## [What needs to be done]
Without the images, write out the whole listing exactly.
⁂
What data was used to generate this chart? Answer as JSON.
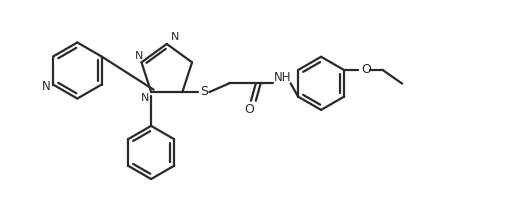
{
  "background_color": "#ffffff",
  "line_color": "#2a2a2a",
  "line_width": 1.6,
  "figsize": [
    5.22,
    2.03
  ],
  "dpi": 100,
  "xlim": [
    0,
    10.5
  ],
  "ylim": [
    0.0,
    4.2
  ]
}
⁂
## [Output below]
What data was used to generate this chart? Answer as JSON.
{
  "background_color": "#ffffff",
  "line_color": "#2a2a2a",
  "line_width": 1.6,
  "figsize": [
    5.22,
    2.03
  ],
  "dpi": 100,
  "xlim": [
    0,
    10.5
  ],
  "ylim": [
    0.0,
    4.2
  ]
}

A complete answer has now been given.